▶ EXERCISE AIM
Look through the data below. Pick out the lines holding the string "verified".

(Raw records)
------------

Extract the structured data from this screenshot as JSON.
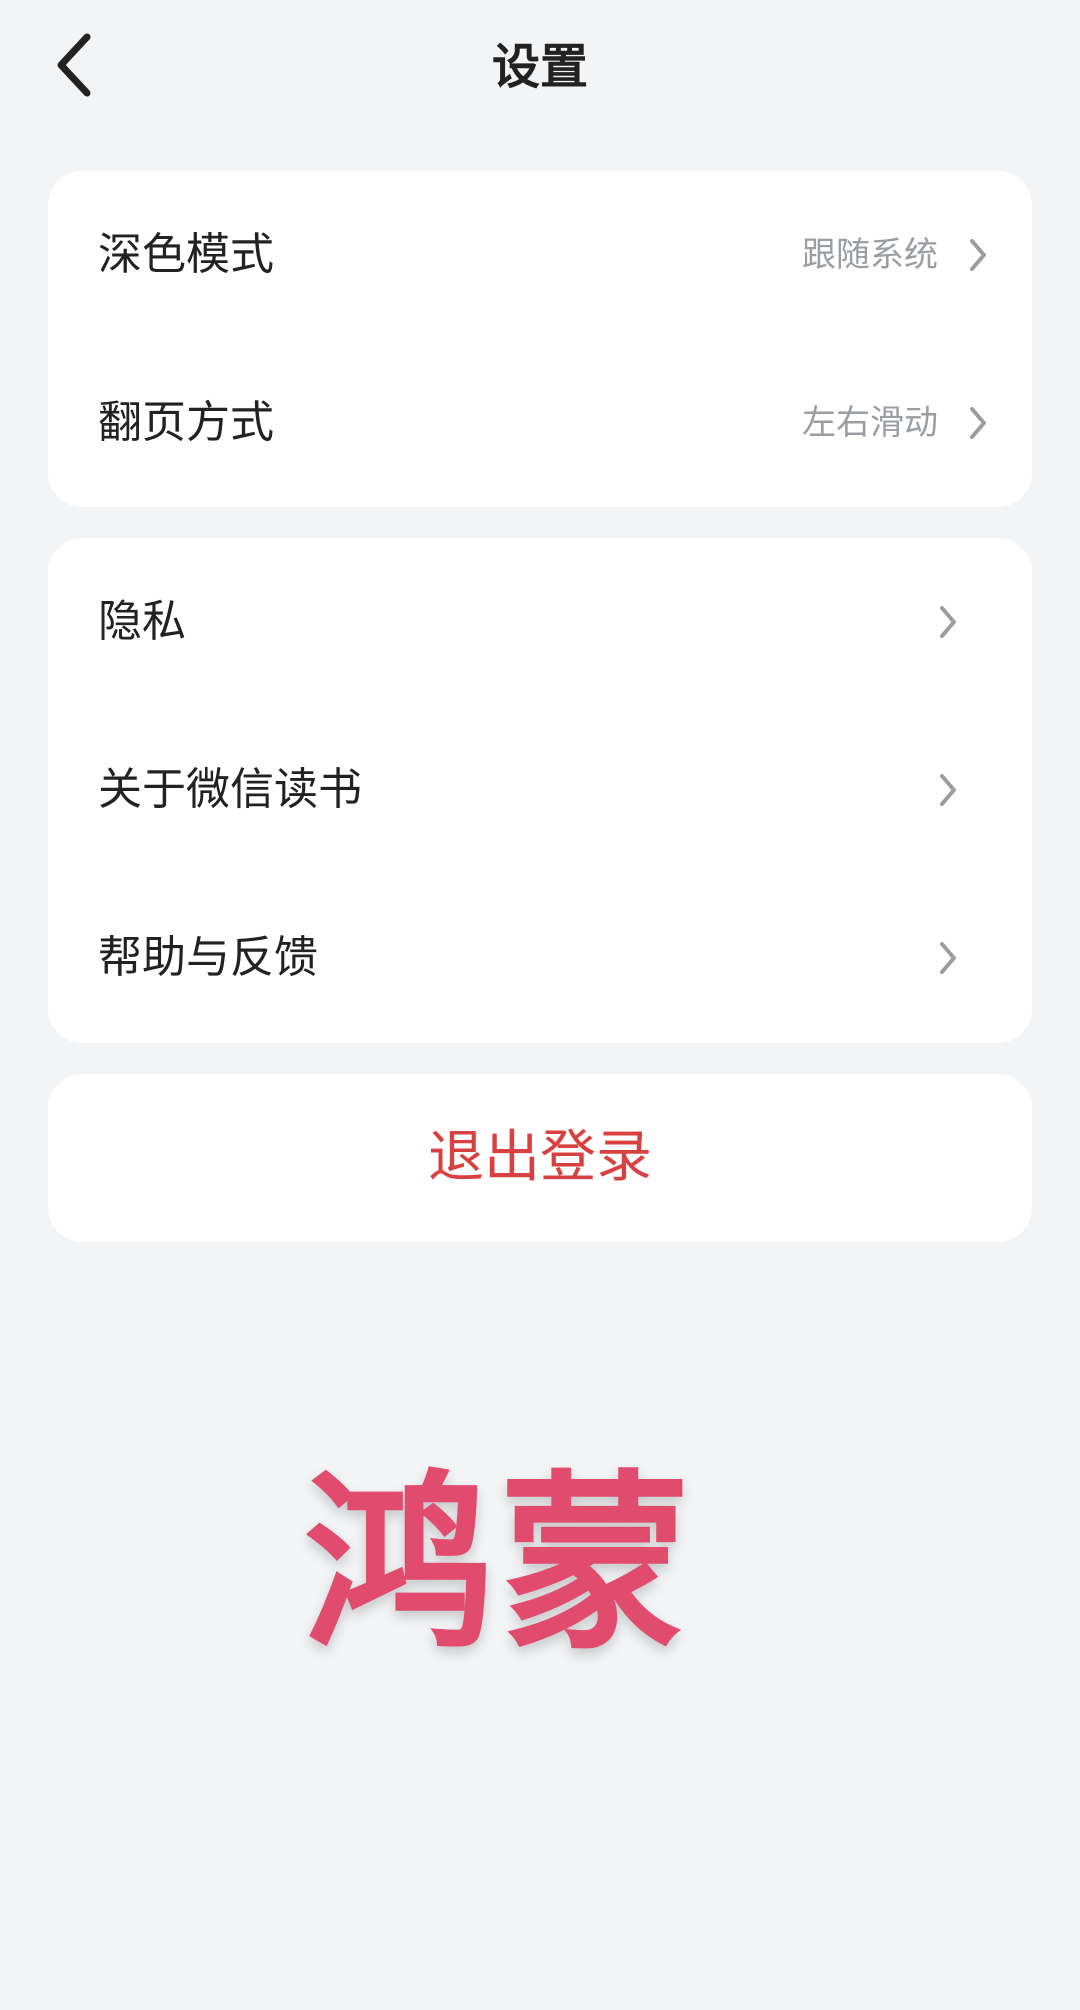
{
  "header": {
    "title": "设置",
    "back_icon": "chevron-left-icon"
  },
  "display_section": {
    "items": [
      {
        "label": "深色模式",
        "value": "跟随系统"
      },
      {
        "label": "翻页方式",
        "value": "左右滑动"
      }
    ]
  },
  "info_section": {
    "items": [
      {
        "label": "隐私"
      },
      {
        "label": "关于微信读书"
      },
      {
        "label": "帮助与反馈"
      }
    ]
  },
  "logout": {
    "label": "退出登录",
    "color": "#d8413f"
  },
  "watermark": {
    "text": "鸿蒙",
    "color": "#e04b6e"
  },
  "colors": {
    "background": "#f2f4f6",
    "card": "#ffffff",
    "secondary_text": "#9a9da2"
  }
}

------------

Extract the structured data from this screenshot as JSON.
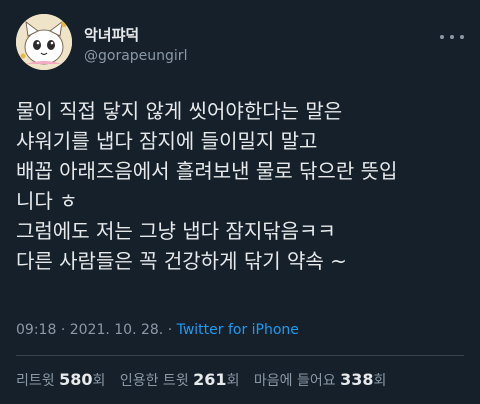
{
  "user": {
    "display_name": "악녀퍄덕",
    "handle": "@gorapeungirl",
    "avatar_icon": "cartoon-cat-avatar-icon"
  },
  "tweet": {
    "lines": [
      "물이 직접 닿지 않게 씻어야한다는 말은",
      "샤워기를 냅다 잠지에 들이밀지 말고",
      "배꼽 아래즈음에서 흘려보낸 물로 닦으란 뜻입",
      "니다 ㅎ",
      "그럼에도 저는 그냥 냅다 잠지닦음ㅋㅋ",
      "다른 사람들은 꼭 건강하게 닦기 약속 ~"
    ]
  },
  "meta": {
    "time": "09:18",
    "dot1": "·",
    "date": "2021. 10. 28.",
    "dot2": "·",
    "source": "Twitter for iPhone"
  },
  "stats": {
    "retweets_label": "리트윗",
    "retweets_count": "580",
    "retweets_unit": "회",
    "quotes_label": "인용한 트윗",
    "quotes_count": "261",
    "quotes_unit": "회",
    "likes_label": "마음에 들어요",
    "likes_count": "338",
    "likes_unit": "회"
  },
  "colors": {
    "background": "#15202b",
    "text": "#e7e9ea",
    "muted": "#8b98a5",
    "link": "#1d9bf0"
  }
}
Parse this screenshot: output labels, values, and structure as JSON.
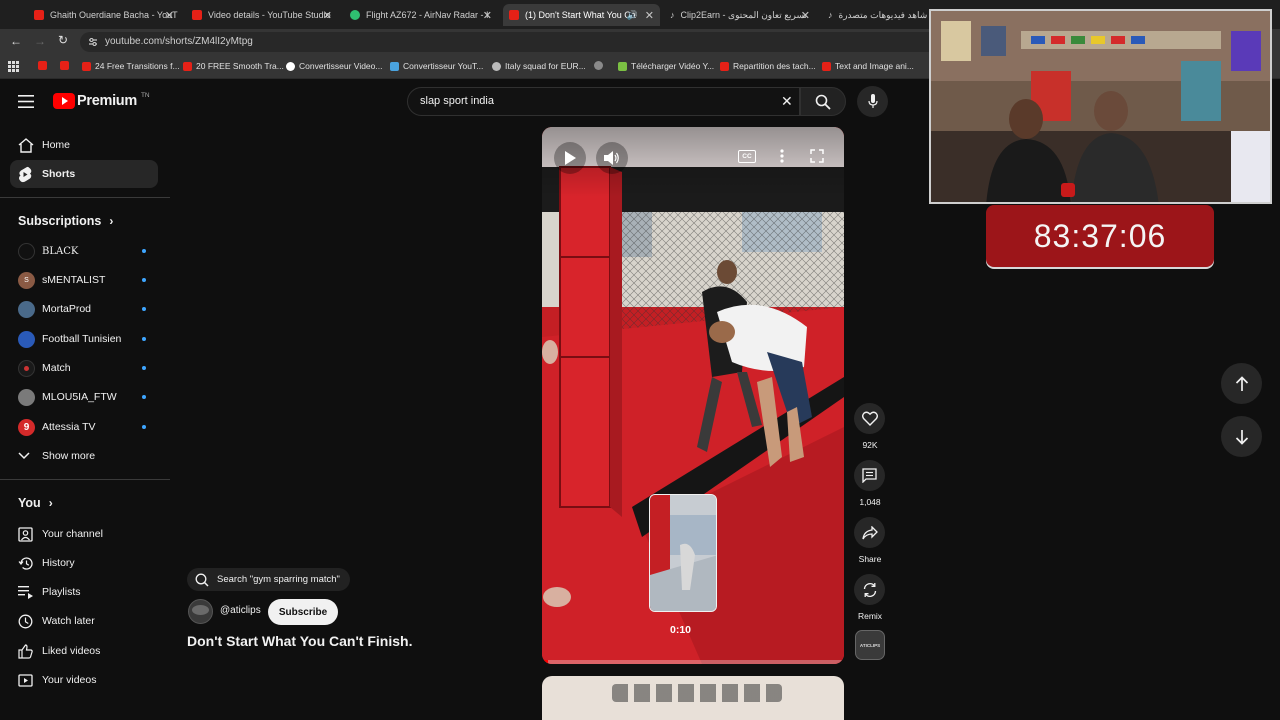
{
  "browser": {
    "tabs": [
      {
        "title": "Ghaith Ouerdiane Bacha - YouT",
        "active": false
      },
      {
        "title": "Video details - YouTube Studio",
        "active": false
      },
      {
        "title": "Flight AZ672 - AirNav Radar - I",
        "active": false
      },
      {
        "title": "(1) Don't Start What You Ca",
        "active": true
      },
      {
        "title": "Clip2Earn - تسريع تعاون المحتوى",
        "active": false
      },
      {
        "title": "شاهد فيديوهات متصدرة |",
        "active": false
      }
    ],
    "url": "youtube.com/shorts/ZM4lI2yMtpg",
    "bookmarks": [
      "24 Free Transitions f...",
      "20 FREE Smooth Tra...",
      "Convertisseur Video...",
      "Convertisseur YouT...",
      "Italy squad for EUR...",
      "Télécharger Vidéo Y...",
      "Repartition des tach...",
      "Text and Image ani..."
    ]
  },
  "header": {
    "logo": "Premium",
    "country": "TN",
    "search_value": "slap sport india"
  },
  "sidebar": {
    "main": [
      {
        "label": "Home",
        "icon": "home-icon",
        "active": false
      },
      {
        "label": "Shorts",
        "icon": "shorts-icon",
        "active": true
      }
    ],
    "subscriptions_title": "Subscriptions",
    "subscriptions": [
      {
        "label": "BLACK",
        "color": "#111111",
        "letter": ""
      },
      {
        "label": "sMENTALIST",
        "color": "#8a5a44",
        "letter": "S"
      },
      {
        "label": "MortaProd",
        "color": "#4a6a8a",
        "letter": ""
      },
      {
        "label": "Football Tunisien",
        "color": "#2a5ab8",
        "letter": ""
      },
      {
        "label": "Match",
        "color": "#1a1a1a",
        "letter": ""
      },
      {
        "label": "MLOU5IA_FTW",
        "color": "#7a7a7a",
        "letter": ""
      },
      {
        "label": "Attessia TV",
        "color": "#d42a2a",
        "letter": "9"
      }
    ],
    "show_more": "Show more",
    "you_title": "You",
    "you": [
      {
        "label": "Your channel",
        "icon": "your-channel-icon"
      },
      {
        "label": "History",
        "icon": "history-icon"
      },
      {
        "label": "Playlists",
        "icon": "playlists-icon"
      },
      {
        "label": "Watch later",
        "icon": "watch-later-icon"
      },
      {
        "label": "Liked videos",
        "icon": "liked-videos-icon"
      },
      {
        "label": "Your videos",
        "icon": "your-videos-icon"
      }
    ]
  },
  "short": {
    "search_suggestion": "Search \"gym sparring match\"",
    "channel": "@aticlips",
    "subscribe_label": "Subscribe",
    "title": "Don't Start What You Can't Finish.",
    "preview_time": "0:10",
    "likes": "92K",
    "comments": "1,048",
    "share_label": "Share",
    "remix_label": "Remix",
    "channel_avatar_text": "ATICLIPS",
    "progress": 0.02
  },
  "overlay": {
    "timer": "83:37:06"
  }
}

------------

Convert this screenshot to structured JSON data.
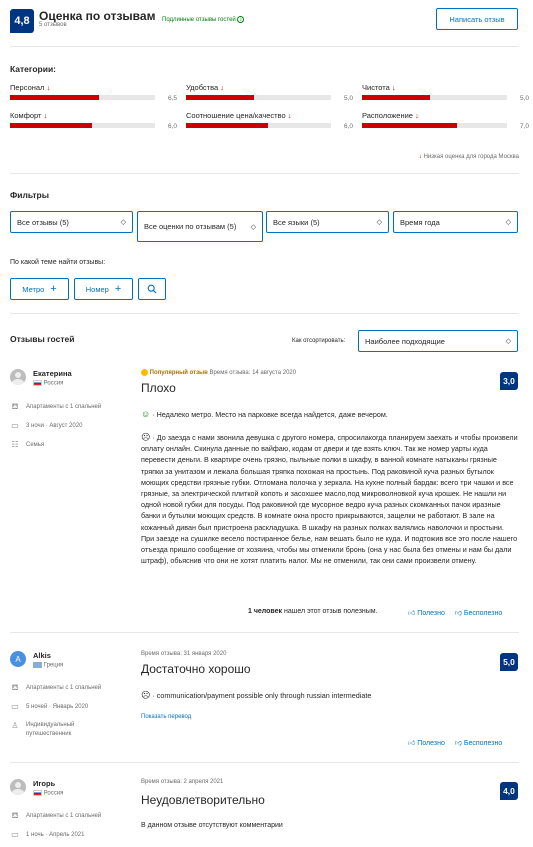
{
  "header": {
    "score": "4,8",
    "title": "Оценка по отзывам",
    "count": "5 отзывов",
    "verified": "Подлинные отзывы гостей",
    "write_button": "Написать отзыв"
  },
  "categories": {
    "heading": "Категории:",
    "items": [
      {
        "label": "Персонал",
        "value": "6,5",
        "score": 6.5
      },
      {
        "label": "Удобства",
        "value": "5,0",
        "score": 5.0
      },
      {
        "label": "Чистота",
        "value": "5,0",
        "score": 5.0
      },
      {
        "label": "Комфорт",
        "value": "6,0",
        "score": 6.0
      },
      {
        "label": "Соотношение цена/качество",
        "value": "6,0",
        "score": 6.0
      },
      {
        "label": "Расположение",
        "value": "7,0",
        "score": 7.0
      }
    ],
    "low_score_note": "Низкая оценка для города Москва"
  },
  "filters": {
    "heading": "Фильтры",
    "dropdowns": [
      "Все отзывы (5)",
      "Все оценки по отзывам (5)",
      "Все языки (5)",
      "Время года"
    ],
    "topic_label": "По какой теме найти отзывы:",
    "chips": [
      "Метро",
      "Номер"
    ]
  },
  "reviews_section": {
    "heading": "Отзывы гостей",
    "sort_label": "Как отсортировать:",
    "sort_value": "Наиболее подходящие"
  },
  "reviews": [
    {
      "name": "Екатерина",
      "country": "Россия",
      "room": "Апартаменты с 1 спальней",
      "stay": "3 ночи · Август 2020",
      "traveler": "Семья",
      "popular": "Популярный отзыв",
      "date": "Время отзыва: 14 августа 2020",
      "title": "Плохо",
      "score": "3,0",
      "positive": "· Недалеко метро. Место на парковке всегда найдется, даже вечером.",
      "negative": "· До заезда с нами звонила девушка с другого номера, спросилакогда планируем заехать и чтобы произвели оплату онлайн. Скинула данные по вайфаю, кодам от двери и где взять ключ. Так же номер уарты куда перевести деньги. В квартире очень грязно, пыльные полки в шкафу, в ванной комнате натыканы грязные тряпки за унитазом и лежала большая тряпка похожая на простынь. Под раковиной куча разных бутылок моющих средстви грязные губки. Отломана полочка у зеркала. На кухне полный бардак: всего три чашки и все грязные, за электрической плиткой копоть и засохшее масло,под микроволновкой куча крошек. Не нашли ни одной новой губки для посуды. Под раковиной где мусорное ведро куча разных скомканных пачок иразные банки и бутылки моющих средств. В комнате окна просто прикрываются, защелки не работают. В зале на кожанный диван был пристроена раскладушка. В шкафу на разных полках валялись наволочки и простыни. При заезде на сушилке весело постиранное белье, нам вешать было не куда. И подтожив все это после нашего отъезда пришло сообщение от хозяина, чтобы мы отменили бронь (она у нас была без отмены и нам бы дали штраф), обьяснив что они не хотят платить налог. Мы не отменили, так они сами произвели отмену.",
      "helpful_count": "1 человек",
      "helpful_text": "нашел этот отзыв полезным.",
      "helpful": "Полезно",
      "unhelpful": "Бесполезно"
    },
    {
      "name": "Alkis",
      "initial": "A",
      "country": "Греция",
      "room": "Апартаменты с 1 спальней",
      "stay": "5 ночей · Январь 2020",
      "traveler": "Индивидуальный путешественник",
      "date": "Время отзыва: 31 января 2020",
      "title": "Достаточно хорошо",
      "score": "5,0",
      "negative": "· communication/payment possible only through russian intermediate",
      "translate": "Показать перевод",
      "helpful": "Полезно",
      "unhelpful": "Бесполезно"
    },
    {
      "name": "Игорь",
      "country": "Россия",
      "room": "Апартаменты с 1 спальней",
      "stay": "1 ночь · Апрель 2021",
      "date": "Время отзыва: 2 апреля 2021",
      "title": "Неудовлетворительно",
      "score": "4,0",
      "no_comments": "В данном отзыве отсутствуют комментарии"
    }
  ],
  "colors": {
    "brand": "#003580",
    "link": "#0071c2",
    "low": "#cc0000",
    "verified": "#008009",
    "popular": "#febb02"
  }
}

------------

▶ ANSWER TO THIS TASK
    "verified": "Подлинные отзывы гостей",
    "verified": "#008009",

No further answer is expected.